▶ [AIM OF THE EXERCISE] Without the images, write out the whole listing exactly.

▶ [DATA RECORDS]

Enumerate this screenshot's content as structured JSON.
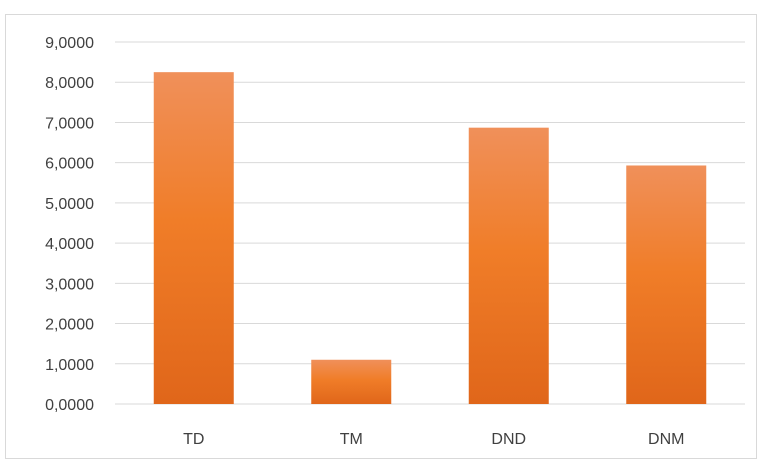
{
  "chart_data": {
    "type": "bar",
    "categories": [
      "TD",
      "TM",
      "DND",
      "DNM"
    ],
    "values": [
      8.25,
      1.1,
      6.87,
      5.93
    ],
    "yticks": [
      "0,0000",
      "1,0000",
      "2,0000",
      "3,0000",
      "4,0000",
      "5,0000",
      "6,0000",
      "7,0000",
      "8,0000",
      "9,0000"
    ],
    "ylim": [
      0,
      9
    ],
    "grid": true,
    "legend": "none",
    "title": "",
    "xlabel": "",
    "ylabel": "",
    "bar_color_top": "#f0905a",
    "bar_color_mid": "#f07d28",
    "bar_color_bottom": "#e0661a"
  }
}
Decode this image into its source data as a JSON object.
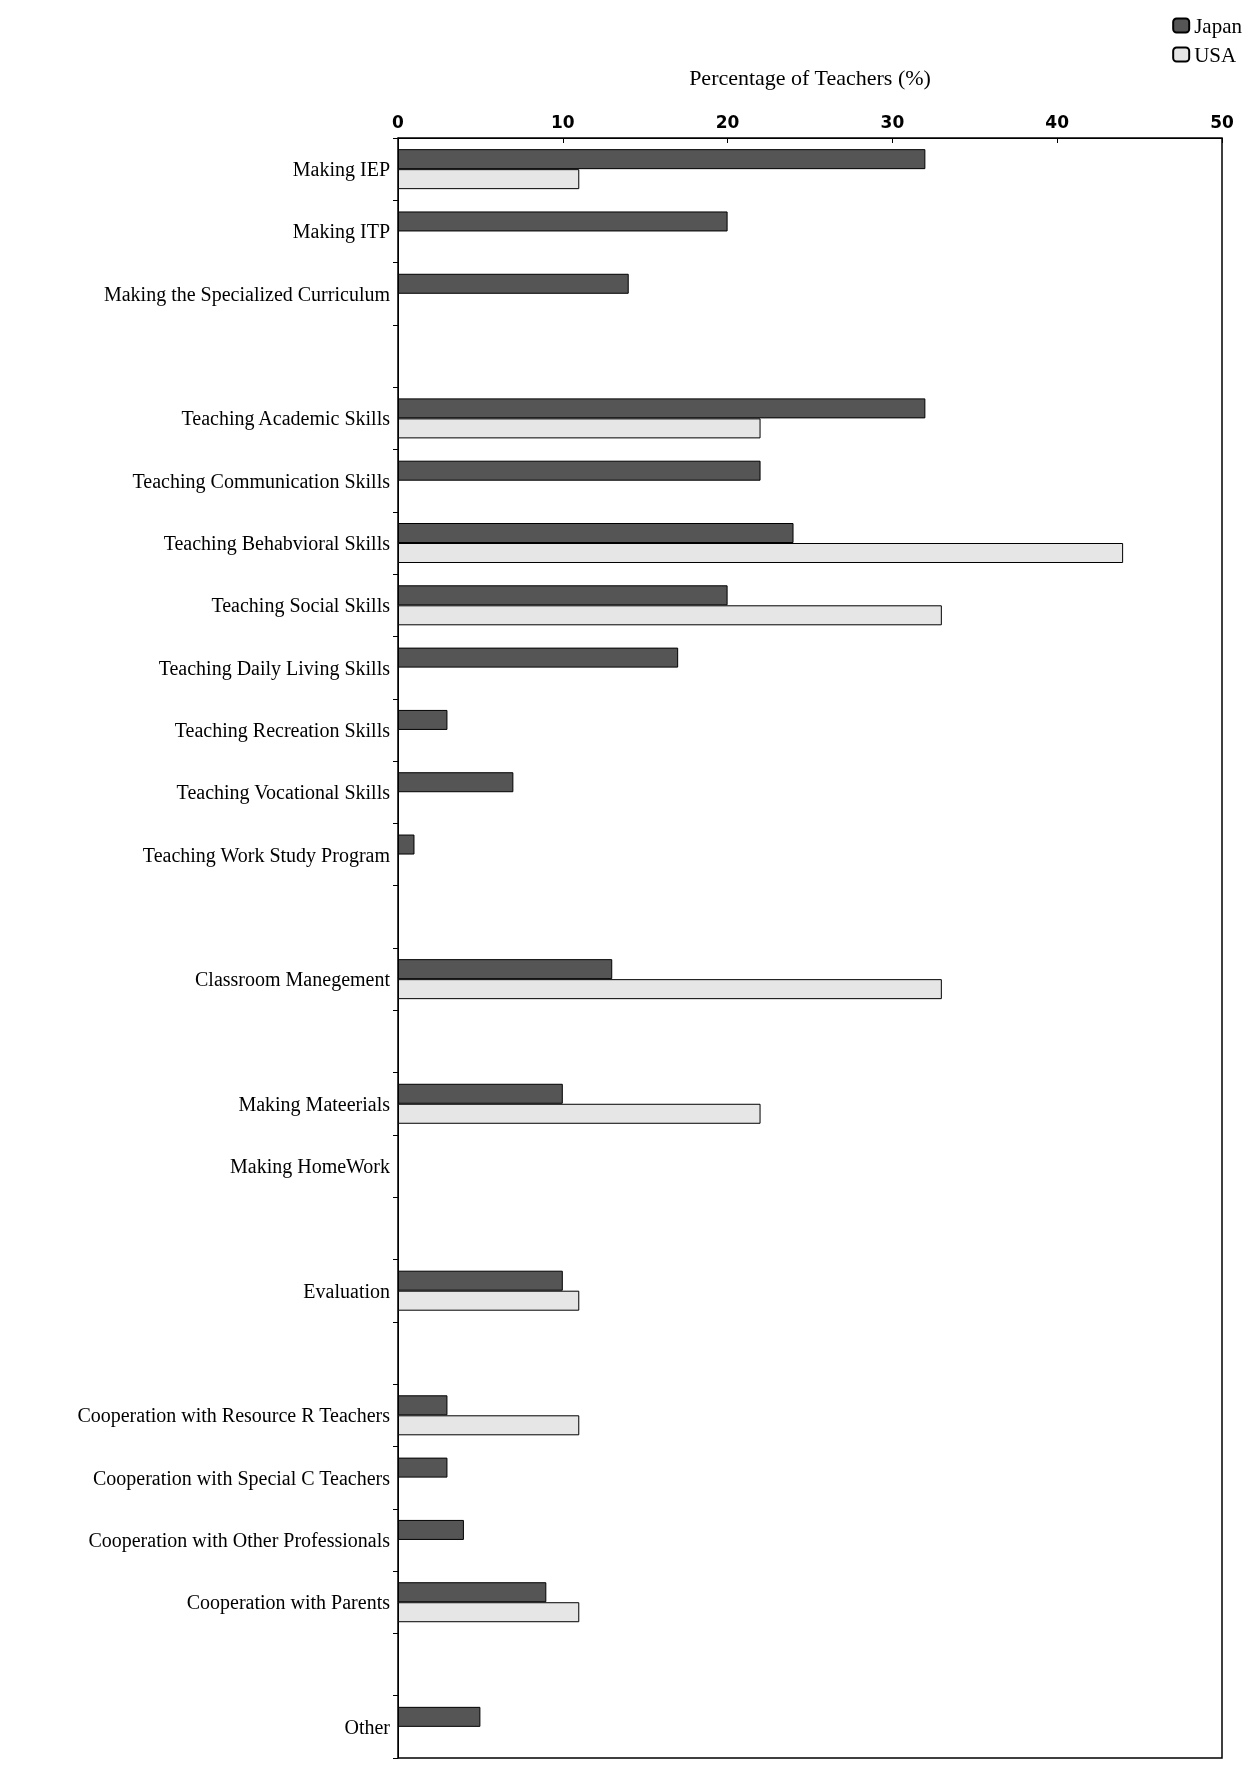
{
  "chart_data": {
    "type": "bar",
    "orientation": "horizontal",
    "xlabel": "Percentage of Teachers (%)",
    "categories": [
      "Making IEP",
      "Making ITP",
      "Making the Specialized Curriculum",
      null,
      "Teaching Academic Skills",
      "Teaching Communication Skills",
      "Teaching Behabvioral Skills",
      "Teaching Social Skills",
      "Teaching Daily Living Skills",
      "Teaching Recreation Skills",
      "Teaching Vocational Skills",
      "Teaching Work Study Program",
      null,
      "Classroom Manegement",
      null,
      "Making Mateerials",
      "Making HomeWork",
      null,
      "Evaluation",
      null,
      "Cooperation with Resource R Teachers",
      "Cooperation with Special C Teachers",
      "Cooperation with Other Professionals",
      "Cooperation with Parents",
      null,
      "Other"
    ],
    "series": [
      {
        "name": "Japan",
        "color": "#555555",
        "values": [
          32,
          20,
          14,
          null,
          32,
          22,
          24,
          20,
          17,
          3,
          7,
          1,
          null,
          13,
          null,
          10,
          null,
          null,
          10,
          null,
          3,
          3,
          4,
          9,
          null,
          5
        ]
      },
      {
        "name": "USA",
        "color": "#e6e6e6",
        "values": [
          11,
          null,
          null,
          null,
          22,
          null,
          44,
          33,
          null,
          null,
          null,
          null,
          null,
          33,
          null,
          22,
          null,
          null,
          11,
          null,
          11,
          null,
          null,
          11,
          null,
          null
        ]
      }
    ],
    "xlim": [
      0,
      50
    ],
    "xticks": [
      0,
      10,
      20,
      30,
      40,
      50
    ],
    "grid": false,
    "legend": "top right"
  }
}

▶ [RESULT BELOW]
Enumerate this screenshot's content as structured JSON.
{
  "chart_data": {
    "type": "bar",
    "categories": [
      "TD",
      "TM",
      "DND",
      "DNM"
    ],
    "values": [
      8.25,
      1.1,
      6.87,
      5.93
    ],
    "yticks": [
      "0,0000",
      "1,0000",
      "2,0000",
      "3,0000",
      "4,0000",
      "5,0000",
      "6,0000",
      "7,0000",
      "8,0000",
      "9,0000"
    ],
    "ylim": [
      0,
      9
    ],
    "grid": true,
    "legend": "none",
    "title": "",
    "xlabel": "",
    "ylabel": "",
    "bar_color_top": "#f0905a",
    "bar_color_mid": "#f07d28",
    "bar_color_bottom": "#e0661a"
  }
}
Decode this image into its source data as a JSON object.
{
  "chart_data": {
    "type": "bar",
    "orientation": "horizontal",
    "xlabel": "Percentage of Teachers (%)",
    "categories": [
      "Making IEP",
      "Making ITP",
      "Making the Specialized Curriculum",
      null,
      "Teaching Academic Skills",
      "Teaching Communication Skills",
      "Teaching Behabvioral Skills",
      "Teaching Social Skills",
      "Teaching Daily Living Skills",
      "Teaching Recreation Skills",
      "Teaching Vocational Skills",
      "Teaching Work Study Program",
      null,
      "Classroom Manegement",
      null,
      "Making Mateerials",
      "Making HomeWork",
      null,
      "Evaluation",
      null,
      "Cooperation with Resource R Teachers",
      "Cooperation with Special C Teachers",
      "Cooperation with Other Professionals",
      "Cooperation with Parents",
      null,
      "Other"
    ],
    "series": [
      {
        "name": "Japan",
        "color": "#555555",
        "values": [
          32,
          20,
          14,
          null,
          32,
          22,
          24,
          20,
          17,
          3,
          7,
          1,
          null,
          13,
          null,
          10,
          null,
          null,
          10,
          null,
          3,
          3,
          4,
          9,
          null,
          5
        ]
      },
      {
        "name": "USA",
        "color": "#e6e6e6",
        "values": [
          11,
          null,
          null,
          null,
          22,
          null,
          44,
          33,
          null,
          null,
          null,
          null,
          null,
          33,
          null,
          22,
          null,
          null,
          11,
          null,
          11,
          null,
          null,
          11,
          null,
          null
        ]
      }
    ],
    "xlim": [
      0,
      50
    ],
    "xticks": [
      0,
      10,
      20,
      30,
      40,
      50
    ],
    "grid": false,
    "legend": "top right"
  }
}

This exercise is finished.